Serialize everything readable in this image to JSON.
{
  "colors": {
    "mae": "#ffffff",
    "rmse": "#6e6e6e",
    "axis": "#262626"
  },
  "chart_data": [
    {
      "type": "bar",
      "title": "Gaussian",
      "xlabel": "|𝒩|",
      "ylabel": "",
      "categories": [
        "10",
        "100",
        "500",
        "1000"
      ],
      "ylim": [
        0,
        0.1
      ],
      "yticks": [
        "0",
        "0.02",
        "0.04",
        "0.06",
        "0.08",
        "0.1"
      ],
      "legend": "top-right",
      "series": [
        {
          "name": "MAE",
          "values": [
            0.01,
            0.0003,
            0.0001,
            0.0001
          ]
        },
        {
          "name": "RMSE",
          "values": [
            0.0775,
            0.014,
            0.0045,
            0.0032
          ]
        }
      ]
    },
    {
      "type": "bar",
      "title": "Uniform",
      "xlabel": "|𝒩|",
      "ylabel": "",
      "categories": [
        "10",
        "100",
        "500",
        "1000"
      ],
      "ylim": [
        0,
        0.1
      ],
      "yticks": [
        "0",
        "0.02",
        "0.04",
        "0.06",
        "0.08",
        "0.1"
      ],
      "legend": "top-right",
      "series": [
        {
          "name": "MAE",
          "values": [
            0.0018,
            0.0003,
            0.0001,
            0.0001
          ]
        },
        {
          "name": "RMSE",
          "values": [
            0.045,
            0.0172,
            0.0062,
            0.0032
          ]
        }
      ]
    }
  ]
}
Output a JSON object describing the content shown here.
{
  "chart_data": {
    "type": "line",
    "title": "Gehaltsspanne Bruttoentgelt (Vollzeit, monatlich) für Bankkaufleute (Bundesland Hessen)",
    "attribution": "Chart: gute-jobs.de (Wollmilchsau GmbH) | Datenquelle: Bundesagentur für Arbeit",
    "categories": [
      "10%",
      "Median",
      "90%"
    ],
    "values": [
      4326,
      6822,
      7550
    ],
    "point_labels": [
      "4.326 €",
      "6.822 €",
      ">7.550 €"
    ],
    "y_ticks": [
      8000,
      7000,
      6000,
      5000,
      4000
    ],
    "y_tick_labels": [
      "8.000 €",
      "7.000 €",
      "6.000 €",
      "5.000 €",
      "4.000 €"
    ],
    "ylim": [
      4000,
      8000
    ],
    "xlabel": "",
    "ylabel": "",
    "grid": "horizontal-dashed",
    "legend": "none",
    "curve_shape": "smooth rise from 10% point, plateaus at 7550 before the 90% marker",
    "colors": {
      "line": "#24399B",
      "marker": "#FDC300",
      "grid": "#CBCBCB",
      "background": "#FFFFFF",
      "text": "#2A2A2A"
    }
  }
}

◆ **THE PROBLEM**:
Write out the material from the first line to the last, exactly.

◆ **REPLY**:
Serialize everything readable in this image to JSON.
{
  "colors": {
    "mae": "#ffffff",
    "rmse": "#6e6e6e",
    "axis": "#262626"
  },
  "chart_data": [
    {
      "type": "bar",
      "title": "Gaussian",
      "xlabel": "|𝒩|",
      "ylabel": "",
      "categories": [
        "10",
        "100",
        "500",
        "1000"
      ],
      "ylim": [
        0,
        0.1
      ],
      "yticks": [
        "0",
        "0.02",
        "0.04",
        "0.06",
        "0.08",
        "0.1"
      ],
      "legend": "top-right",
      "series": [
        {
          "name": "MAE",
          "values": [
            0.01,
            0.0003,
            0.0001,
            0.0001
          ]
        },
        {
          "name": "RMSE",
          "values": [
            0.0775,
            0.014,
            0.0045,
            0.0032
          ]
        }
      ]
    },
    {
      "type": "bar",
      "title": "Uniform",
      "xlabel": "|𝒩|",
      "ylabel": "",
      "categories": [
        "10",
        "100",
        "500",
        "1000"
      ],
      "ylim": [
        0,
        0.1
      ],
      "yticks": [
        "0",
        "0.02",
        "0.04",
        "0.06",
        "0.08",
        "0.1"
      ],
      "legend": "top-right",
      "series": [
        {
          "name": "MAE",
          "values": [
            0.0018,
            0.0003,
            0.0001,
            0.0001
          ]
        },
        {
          "name": "RMSE",
          "values": [
            0.045,
            0.0172,
            0.0062,
            0.0032
          ]
        }
      ]
    }
  ]
}
Output a JSON object describing the content shown here.
{
  "chart_data": {
    "type": "line",
    "title": "Gehaltsspanne Bruttoentgelt (Vollzeit, monatlich) für Bankkaufleute (Bundesland Hessen)",
    "attribution": "Chart: gute-jobs.de (Wollmilchsau GmbH) | Datenquelle: Bundesagentur für Arbeit",
    "categories": [
      "10%",
      "Median",
      "90%"
    ],
    "values": [
      4326,
      6822,
      7550
    ],
    "point_labels": [
      "4.326 €",
      "6.822 €",
      ">7.550 €"
    ],
    "y_ticks": [
      8000,
      7000,
      6000,
      5000,
      4000
    ],
    "y_tick_labels": [
      "8.000 €",
      "7.000 €",
      "6.000 €",
      "5.000 €",
      "4.000 €"
    ],
    "ylim": [
      4000,
      8000
    ],
    "xlabel": "",
    "ylabel": "",
    "grid": "horizontal-dashed",
    "legend": "none",
    "curve_shape": "smooth rise from 10% point, plateaus at 7550 before the 90% marker",
    "colors": {
      "line": "#24399B",
      "marker": "#FDC300",
      "grid": "#CBCBCB",
      "background": "#FFFFFF",
      "text": "#2A2A2A"
    }
  }
}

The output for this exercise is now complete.